> [Task to complete]: What follows is a listing. Return every line of it exactly.

Start Given information

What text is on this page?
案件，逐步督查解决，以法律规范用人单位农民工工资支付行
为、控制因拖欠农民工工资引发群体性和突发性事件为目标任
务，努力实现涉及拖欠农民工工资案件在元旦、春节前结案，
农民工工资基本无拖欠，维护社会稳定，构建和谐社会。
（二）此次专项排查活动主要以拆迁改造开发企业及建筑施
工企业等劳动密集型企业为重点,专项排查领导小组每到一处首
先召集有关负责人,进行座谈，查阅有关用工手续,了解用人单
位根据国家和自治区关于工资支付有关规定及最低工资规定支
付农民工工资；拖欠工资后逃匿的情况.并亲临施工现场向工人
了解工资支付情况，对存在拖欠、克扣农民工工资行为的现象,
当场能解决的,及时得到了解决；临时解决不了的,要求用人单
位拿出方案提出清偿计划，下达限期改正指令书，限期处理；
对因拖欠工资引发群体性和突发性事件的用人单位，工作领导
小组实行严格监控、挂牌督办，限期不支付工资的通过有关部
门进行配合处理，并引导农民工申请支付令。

End Given information

> [Written solution]:
What text is on this page?
案件，逐步督查解决，以法律规范用人单位农民工工资支付行
为、控制因拖欠农民工工资引发群体性和突发性事件为目标任
务，努力实现涉及拖欠农民工工资案件在元旦、春节前结案，
农民工工资基本无拖欠，维护社会稳定，构建和谐社会。
（二）此次专项排查活动主要以拆迁改造开发企业及建筑施
工企业等劳动密集型企业为重点,专项排查领导小组每到一处首
先召集有关负责人,进行座谈，查阅有关用工手续,了解用人单
位根据国家和自治区关于工资支付有关规定及最低工资规定支
付农民工工资；拖欠工资后逃匿的情况.并亲临施工现场向工人
了解工资支付情况，对存在拖欠、克扣农民工工资行为的现象,
当场能解决的,及时得到了解决；临时解决不了的,要求用人单
位拿出方案提出清偿计划，下达限期改正指令书，限期处理；
对因拖欠工资引发群体性和突发性事件的用人单位，工作领导
小组实行严格监控、挂牌督办，限期不支付工资的通过有关部
门进行配合处理，并引导农民工申请支付令。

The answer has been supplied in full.